### PROMPT
Separate out the lines that hold "marker".

### INPUT MATERIAL
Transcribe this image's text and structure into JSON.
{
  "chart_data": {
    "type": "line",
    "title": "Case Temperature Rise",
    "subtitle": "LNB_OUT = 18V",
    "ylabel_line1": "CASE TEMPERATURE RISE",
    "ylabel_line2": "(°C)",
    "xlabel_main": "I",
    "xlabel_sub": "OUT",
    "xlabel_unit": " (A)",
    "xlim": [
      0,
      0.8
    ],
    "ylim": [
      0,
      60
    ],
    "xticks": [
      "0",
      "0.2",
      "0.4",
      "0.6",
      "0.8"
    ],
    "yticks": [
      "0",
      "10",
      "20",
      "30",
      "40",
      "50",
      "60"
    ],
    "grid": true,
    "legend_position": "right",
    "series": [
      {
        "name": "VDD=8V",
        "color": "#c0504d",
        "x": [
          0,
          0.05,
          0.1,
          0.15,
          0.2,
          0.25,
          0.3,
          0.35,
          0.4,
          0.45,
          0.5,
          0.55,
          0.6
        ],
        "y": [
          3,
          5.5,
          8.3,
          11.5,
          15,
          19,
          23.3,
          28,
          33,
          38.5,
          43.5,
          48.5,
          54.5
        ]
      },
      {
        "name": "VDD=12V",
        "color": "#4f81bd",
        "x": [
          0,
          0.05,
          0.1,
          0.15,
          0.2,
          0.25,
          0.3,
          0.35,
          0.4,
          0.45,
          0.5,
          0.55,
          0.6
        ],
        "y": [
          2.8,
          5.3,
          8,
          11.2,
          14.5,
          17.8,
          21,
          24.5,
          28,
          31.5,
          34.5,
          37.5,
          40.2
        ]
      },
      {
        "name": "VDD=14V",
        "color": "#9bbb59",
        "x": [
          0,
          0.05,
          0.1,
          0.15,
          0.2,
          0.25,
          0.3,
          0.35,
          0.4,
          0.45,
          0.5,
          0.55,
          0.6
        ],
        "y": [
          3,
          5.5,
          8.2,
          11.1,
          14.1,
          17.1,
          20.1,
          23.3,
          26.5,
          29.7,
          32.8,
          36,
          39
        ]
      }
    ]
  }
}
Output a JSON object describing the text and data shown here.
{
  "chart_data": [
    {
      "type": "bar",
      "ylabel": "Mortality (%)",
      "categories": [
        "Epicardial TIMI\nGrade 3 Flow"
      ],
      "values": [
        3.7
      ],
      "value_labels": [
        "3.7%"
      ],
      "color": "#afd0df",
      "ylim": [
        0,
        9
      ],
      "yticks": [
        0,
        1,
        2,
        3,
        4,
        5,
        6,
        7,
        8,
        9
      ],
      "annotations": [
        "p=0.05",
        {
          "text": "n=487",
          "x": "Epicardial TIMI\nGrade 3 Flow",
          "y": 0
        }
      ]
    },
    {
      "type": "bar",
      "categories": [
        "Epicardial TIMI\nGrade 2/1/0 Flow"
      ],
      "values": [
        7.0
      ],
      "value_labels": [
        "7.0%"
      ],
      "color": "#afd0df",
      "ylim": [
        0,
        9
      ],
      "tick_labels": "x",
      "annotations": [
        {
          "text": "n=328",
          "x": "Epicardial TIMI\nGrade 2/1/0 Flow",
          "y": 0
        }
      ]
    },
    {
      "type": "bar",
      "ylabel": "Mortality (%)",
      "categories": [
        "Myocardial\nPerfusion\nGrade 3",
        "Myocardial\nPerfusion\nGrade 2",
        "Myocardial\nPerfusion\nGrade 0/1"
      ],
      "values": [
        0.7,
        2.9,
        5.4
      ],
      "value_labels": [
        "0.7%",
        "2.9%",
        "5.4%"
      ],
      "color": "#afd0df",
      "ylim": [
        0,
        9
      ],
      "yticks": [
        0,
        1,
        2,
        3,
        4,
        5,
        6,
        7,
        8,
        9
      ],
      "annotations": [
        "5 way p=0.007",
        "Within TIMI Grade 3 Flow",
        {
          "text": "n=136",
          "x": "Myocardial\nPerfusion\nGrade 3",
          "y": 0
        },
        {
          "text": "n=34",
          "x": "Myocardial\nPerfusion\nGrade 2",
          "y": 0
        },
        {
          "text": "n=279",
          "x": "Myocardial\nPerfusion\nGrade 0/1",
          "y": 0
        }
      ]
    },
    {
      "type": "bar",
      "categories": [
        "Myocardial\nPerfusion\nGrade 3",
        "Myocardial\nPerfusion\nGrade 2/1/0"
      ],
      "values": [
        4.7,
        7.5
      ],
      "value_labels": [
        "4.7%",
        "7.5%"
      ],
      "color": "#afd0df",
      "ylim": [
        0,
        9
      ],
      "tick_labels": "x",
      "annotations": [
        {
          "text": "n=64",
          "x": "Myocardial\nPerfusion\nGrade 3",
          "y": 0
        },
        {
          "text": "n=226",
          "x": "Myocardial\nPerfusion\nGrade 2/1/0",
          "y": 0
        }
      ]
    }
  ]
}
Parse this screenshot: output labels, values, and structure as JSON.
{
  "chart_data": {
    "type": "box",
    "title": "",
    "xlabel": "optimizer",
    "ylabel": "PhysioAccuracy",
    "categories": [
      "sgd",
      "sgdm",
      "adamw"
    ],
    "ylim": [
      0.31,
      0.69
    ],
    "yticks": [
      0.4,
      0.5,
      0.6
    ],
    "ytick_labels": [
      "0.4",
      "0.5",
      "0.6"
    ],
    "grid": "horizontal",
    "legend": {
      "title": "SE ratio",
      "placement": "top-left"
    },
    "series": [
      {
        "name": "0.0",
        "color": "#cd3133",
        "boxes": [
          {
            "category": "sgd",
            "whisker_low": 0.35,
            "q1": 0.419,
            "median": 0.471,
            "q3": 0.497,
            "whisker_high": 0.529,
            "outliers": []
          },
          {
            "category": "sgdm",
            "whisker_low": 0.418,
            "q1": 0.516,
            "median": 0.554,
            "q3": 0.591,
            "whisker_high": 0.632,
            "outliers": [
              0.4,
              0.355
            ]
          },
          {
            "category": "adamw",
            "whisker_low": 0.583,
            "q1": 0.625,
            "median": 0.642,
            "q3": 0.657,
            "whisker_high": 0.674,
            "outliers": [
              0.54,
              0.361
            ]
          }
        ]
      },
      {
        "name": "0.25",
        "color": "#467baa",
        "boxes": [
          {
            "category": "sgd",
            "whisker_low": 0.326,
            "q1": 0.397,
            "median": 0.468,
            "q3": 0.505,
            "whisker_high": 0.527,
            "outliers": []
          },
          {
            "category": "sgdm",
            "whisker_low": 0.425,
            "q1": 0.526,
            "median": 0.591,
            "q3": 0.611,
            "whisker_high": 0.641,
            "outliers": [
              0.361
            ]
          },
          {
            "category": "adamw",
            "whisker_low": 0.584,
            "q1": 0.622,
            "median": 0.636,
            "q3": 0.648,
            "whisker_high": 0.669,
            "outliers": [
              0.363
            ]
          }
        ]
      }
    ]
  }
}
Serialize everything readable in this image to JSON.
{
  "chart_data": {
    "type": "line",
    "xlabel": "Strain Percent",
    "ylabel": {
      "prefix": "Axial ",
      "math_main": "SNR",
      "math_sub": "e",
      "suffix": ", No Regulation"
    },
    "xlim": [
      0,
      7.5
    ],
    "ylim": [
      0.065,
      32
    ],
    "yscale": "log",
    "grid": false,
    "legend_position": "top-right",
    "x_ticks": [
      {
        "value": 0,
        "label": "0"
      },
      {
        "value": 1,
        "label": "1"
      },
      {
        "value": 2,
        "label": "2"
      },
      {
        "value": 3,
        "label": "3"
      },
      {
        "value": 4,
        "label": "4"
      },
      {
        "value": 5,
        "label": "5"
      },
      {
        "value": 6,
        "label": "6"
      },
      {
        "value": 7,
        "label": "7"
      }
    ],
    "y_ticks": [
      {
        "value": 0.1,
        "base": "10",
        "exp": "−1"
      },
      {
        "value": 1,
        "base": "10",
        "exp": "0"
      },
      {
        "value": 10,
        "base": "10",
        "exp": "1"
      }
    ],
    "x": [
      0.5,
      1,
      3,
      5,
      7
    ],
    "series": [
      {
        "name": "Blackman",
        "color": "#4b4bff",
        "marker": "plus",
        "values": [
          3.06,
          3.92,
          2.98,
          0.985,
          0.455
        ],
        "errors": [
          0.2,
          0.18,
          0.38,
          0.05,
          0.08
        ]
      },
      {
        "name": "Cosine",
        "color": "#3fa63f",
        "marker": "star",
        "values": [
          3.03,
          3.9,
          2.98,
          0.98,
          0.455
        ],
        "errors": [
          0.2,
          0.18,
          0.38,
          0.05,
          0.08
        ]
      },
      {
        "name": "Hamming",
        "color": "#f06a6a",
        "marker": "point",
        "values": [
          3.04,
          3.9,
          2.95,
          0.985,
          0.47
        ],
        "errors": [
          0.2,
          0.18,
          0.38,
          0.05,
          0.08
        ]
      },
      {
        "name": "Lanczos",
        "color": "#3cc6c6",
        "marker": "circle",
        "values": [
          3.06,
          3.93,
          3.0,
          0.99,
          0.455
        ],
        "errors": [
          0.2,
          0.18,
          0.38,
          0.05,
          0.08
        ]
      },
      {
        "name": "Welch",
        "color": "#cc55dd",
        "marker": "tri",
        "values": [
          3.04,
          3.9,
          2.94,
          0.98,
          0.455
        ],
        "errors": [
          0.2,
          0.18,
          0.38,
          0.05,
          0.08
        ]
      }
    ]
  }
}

### FULL SOLUTION
        "marker": "plus",
        "marker": "star",
        "marker": "point",
        "marker": "circle",
        "marker": "tri",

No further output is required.